Copy the rows character for character, starting with the first line and going on through the line with "932, 850, 941]".

Dataset rows
>> START

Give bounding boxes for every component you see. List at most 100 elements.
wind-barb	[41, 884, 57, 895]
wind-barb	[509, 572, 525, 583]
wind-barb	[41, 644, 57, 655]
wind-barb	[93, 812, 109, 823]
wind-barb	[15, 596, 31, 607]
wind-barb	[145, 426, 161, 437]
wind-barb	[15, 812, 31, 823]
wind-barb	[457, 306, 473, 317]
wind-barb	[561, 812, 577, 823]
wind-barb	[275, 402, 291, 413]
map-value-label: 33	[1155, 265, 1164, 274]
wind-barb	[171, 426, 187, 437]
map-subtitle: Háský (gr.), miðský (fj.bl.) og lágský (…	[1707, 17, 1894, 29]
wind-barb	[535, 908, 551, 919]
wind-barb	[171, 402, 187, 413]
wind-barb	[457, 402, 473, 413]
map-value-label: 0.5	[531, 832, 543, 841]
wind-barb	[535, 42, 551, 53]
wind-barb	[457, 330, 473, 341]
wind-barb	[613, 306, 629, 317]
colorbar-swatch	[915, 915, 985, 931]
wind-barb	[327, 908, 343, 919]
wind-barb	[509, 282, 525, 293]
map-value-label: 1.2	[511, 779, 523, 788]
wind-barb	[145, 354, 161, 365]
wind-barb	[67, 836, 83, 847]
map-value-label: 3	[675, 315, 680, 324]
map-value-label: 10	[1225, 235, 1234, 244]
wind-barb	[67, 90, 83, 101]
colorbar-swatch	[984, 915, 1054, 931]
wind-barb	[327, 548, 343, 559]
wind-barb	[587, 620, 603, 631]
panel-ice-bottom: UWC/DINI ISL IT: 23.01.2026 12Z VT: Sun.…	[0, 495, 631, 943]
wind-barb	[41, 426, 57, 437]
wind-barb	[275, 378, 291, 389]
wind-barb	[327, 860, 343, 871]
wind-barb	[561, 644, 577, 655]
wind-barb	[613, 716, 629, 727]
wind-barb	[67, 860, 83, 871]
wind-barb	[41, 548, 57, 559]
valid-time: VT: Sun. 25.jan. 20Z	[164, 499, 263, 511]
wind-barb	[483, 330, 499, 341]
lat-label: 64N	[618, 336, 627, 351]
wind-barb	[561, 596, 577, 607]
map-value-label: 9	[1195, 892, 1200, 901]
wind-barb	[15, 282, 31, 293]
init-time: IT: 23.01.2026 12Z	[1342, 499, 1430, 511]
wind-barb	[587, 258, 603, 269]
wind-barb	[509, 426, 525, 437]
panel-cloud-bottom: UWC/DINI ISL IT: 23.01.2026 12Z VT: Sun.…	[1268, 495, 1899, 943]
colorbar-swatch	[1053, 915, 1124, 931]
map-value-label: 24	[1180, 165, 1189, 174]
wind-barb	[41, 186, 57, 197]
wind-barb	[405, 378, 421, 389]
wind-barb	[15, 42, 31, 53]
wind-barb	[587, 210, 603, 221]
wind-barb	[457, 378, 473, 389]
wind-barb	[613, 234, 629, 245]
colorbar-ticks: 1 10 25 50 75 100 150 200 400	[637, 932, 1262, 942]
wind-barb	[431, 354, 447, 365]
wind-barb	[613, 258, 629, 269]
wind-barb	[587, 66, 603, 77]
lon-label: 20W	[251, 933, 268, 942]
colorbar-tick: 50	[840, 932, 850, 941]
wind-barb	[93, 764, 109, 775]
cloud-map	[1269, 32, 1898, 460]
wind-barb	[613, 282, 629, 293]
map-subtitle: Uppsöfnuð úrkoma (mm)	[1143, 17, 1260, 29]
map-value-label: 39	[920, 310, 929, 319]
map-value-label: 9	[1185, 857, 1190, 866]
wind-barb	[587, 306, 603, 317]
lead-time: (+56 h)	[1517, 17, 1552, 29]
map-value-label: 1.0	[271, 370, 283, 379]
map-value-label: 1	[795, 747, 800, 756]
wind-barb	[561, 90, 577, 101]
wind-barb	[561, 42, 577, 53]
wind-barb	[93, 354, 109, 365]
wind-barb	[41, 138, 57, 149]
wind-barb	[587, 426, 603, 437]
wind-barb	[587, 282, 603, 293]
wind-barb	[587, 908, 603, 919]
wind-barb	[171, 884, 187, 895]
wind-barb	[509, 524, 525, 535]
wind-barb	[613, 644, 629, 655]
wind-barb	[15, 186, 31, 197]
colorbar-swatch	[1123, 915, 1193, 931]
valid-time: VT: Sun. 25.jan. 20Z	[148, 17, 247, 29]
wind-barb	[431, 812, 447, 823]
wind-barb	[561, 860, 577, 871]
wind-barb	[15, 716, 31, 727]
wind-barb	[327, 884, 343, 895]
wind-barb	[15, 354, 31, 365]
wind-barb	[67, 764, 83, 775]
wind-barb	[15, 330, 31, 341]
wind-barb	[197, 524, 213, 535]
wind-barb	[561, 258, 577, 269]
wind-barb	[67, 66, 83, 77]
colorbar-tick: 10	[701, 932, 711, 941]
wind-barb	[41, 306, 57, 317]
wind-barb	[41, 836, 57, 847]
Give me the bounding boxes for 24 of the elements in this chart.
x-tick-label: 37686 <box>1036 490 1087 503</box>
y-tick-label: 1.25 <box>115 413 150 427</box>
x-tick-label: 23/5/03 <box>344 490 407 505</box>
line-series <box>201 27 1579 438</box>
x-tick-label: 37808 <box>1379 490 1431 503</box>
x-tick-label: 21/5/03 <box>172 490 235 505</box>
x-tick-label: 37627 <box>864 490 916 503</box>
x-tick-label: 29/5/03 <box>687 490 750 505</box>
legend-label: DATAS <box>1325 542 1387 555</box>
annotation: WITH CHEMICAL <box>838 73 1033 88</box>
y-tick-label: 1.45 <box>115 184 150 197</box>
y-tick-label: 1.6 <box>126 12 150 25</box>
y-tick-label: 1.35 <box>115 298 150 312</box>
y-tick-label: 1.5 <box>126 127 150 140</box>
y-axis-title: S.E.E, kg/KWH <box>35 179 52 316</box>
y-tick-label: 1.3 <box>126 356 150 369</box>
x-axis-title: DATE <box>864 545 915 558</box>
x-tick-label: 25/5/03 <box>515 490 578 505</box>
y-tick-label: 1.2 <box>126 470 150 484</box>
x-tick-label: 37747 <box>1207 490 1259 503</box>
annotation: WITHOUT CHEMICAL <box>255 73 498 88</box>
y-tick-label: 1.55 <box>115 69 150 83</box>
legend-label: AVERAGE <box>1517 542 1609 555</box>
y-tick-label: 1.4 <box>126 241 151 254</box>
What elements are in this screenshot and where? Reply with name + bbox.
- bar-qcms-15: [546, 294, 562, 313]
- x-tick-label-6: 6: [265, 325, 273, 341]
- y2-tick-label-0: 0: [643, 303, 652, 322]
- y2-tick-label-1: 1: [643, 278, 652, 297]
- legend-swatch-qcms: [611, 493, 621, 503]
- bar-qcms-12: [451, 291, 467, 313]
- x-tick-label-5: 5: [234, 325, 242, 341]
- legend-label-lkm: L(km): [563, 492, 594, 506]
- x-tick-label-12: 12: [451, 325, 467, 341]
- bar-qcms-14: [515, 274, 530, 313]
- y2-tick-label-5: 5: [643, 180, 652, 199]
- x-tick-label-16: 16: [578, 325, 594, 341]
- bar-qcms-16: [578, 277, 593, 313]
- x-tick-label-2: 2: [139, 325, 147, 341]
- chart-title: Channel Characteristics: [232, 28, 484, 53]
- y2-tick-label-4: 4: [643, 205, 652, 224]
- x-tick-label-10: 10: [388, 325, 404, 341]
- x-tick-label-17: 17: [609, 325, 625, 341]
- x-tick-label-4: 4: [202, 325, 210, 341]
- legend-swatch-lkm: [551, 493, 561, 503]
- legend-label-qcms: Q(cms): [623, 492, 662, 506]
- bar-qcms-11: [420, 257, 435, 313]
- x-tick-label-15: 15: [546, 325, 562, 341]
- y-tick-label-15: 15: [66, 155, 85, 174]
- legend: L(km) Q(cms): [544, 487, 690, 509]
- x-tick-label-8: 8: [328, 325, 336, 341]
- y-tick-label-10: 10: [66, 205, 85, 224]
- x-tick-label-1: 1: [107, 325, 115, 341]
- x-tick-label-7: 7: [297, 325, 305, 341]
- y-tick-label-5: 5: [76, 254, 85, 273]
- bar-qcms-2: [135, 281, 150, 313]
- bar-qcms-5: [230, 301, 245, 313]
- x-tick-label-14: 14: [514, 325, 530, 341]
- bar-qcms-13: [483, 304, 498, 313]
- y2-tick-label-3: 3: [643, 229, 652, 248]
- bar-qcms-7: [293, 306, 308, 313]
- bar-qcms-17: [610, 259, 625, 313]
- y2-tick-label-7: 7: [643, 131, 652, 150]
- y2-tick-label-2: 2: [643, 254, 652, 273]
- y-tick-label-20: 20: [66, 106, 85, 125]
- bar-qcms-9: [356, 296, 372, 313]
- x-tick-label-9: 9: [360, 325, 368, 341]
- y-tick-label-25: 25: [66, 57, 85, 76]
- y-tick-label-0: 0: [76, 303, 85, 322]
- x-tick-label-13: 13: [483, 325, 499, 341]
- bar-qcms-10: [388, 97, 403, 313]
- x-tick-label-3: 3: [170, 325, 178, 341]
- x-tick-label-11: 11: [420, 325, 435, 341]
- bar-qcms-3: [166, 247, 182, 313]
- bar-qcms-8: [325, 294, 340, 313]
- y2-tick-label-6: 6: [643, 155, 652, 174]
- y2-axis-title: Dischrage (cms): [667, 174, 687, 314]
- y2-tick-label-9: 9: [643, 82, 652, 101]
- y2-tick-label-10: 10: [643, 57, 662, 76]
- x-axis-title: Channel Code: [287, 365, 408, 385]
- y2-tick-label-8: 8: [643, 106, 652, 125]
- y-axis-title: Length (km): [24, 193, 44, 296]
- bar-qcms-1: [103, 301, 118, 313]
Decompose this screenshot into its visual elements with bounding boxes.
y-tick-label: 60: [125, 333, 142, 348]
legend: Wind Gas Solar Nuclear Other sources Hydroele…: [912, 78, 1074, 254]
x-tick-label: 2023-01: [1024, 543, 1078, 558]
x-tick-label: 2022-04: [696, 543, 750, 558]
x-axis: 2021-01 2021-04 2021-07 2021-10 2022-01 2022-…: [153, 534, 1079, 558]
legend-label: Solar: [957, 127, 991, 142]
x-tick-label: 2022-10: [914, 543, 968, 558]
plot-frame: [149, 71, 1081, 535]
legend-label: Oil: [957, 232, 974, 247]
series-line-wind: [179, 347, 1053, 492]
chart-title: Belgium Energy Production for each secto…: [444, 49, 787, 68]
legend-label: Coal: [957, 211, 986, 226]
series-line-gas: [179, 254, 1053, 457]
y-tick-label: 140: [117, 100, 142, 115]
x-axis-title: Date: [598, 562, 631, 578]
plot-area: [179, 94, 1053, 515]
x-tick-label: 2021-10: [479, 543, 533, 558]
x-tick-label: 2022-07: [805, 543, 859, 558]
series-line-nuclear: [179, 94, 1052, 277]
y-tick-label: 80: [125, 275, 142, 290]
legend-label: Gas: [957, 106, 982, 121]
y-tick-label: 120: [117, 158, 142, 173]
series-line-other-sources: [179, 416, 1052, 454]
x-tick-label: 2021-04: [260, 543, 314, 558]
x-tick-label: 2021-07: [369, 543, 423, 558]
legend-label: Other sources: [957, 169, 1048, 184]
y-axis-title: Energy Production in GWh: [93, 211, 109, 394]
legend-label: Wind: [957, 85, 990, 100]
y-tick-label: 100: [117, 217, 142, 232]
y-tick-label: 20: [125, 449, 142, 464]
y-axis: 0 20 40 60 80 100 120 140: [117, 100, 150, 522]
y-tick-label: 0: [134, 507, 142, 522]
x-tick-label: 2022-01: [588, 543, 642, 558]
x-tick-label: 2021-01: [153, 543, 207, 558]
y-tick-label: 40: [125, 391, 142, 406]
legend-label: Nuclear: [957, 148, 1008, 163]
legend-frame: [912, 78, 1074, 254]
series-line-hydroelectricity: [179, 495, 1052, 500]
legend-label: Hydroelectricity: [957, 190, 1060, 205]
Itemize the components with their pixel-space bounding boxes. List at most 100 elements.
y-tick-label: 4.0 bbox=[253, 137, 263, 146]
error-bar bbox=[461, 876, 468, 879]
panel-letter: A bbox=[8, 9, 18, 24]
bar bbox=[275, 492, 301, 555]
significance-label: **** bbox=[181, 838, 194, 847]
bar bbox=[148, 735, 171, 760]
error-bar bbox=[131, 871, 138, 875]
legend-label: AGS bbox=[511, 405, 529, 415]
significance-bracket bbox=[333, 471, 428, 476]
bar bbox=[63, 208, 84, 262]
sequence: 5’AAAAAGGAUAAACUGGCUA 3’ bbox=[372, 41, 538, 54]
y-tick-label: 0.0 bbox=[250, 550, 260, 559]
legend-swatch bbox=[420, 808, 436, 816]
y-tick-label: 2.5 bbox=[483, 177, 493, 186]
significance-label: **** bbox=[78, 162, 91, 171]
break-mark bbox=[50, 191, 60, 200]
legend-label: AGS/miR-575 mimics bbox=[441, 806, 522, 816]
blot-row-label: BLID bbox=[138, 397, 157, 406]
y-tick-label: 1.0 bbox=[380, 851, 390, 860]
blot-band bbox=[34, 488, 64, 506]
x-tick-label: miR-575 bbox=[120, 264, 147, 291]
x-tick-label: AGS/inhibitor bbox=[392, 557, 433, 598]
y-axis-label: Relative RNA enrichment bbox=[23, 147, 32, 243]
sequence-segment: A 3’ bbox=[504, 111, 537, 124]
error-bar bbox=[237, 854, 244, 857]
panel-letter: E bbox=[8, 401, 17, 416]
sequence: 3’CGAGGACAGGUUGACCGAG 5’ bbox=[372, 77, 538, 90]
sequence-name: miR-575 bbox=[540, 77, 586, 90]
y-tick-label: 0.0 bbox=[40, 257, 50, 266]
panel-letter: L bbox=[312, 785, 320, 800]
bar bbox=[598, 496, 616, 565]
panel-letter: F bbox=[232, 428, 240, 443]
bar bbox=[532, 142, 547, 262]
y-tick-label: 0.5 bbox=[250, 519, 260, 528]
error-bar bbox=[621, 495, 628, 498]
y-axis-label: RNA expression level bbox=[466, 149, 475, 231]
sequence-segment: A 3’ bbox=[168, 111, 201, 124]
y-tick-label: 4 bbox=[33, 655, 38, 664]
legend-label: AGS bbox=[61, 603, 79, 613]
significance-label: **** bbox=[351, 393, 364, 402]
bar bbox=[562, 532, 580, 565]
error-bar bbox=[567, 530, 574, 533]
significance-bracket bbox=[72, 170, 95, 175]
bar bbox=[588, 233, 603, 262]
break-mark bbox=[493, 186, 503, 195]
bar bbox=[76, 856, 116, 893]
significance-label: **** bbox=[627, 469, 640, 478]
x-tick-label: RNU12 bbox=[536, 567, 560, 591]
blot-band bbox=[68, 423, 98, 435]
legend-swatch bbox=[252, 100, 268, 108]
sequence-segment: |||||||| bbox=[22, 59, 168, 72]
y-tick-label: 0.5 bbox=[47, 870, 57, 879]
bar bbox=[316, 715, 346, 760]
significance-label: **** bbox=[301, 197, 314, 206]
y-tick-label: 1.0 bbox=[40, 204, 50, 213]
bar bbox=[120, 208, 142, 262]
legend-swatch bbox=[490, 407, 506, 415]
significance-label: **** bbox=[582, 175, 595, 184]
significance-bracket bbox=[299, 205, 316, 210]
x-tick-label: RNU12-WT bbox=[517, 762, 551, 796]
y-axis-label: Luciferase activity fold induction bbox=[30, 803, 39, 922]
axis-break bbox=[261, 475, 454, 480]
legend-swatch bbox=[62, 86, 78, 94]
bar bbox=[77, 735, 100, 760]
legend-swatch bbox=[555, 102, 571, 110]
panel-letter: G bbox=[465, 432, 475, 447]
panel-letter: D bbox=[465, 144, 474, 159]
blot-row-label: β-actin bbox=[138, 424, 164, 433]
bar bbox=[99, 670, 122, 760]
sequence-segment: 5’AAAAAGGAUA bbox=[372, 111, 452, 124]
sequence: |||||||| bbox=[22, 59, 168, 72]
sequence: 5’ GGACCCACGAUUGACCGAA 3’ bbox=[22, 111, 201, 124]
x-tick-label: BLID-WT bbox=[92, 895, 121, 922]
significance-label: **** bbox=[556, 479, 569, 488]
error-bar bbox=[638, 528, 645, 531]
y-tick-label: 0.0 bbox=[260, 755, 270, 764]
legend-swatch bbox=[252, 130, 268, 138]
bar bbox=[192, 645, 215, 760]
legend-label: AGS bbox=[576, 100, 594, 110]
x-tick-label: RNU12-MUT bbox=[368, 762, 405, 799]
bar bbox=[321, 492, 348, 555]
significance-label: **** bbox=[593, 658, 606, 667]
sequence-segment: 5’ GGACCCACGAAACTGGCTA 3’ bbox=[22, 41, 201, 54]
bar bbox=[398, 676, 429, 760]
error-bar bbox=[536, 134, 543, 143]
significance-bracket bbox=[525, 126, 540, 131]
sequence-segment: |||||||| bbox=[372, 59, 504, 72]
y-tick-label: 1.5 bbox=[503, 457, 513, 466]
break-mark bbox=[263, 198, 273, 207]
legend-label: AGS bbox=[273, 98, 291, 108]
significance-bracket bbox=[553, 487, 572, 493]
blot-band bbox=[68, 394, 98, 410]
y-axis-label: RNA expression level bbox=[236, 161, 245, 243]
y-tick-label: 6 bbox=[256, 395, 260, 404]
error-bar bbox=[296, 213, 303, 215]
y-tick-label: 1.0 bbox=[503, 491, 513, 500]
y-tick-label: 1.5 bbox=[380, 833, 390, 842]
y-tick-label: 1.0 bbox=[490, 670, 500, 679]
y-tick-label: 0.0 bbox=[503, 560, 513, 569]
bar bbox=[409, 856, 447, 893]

>> END

Task solution
Give bounding boxes for every component you see. List at most 100 elements.
wind-barb	[41, 884, 57, 895]
wind-barb	[509, 572, 525, 583]
wind-barb	[41, 644, 57, 655]
wind-barb	[93, 812, 109, 823]
wind-barb	[15, 596, 31, 607]
wind-barb	[145, 426, 161, 437]
wind-barb	[15, 812, 31, 823]
wind-barb	[457, 306, 473, 317]
wind-barb	[561, 812, 577, 823]
wind-barb	[275, 402, 291, 413]
map-value-label: 33	[1155, 265, 1164, 274]
wind-barb	[171, 426, 187, 437]
map-subtitle: Háský (gr.), miðský (fj.bl.) og lágský (…	[1707, 17, 1894, 29]
wind-barb	[535, 908, 551, 919]
wind-barb	[171, 402, 187, 413]
wind-barb	[457, 402, 473, 413]
map-value-label: 0.5	[531, 832, 543, 841]
wind-barb	[535, 42, 551, 53]
wind-barb	[457, 330, 473, 341]
wind-barb	[613, 306, 629, 317]
colorbar-swatch	[915, 915, 985, 931]
wind-barb	[327, 908, 343, 919]
wind-barb	[509, 282, 525, 293]
map-value-label: 1.2	[511, 779, 523, 788]
wind-barb	[145, 354, 161, 365]
wind-barb	[67, 836, 83, 847]
map-value-label: 3	[675, 315, 680, 324]
map-value-label: 10	[1225, 235, 1234, 244]
wind-barb	[67, 90, 83, 101]
colorbar-swatch	[984, 915, 1054, 931]
wind-barb	[327, 548, 343, 559]
wind-barb	[587, 620, 603, 631]
panel-ice-bottom: UWC/DINI ISL IT: 23.01.2026 12Z VT: Sun.…	[0, 495, 631, 943]
wind-barb	[41, 426, 57, 437]
wind-barb	[275, 378, 291, 389]
wind-barb	[327, 860, 343, 871]
wind-barb	[561, 644, 577, 655]
wind-barb	[613, 716, 629, 727]
wind-barb	[67, 860, 83, 871]
wind-barb	[41, 548, 57, 559]
valid-time: VT: Sun. 25.jan. 20Z	[164, 499, 263, 511]
wind-barb	[483, 330, 499, 341]
lat-label: 64N	[618, 336, 627, 351]
wind-barb	[561, 596, 577, 607]
map-value-label: 9	[1195, 892, 1200, 901]
wind-barb	[15, 282, 31, 293]
init-time: IT: 23.01.2026 12Z	[1342, 499, 1430, 511]
wind-barb	[587, 258, 603, 269]
wind-barb	[509, 426, 525, 437]
panel-cloud-bottom: UWC/DINI ISL IT: 23.01.2026 12Z VT: Sun.…	[1268, 495, 1899, 943]
colorbar-swatch	[1053, 915, 1124, 931]
map-value-label: 24	[1180, 165, 1189, 174]
wind-barb	[41, 186, 57, 197]
wind-barb	[405, 378, 421, 389]
wind-barb	[15, 42, 31, 53]
wind-barb	[587, 210, 603, 221]
wind-barb	[457, 378, 473, 389]
wind-barb	[613, 234, 629, 245]
colorbar-ticks: 1 10 25 50 75 100 150 200 400	[637, 932, 1262, 942]
wind-barb	[431, 354, 447, 365]
wind-barb	[613, 258, 629, 269]
wind-barb	[587, 66, 603, 77]
lon-label: 20W	[251, 933, 268, 942]
colorbar-tick: 50	[840, 932, 850, 941]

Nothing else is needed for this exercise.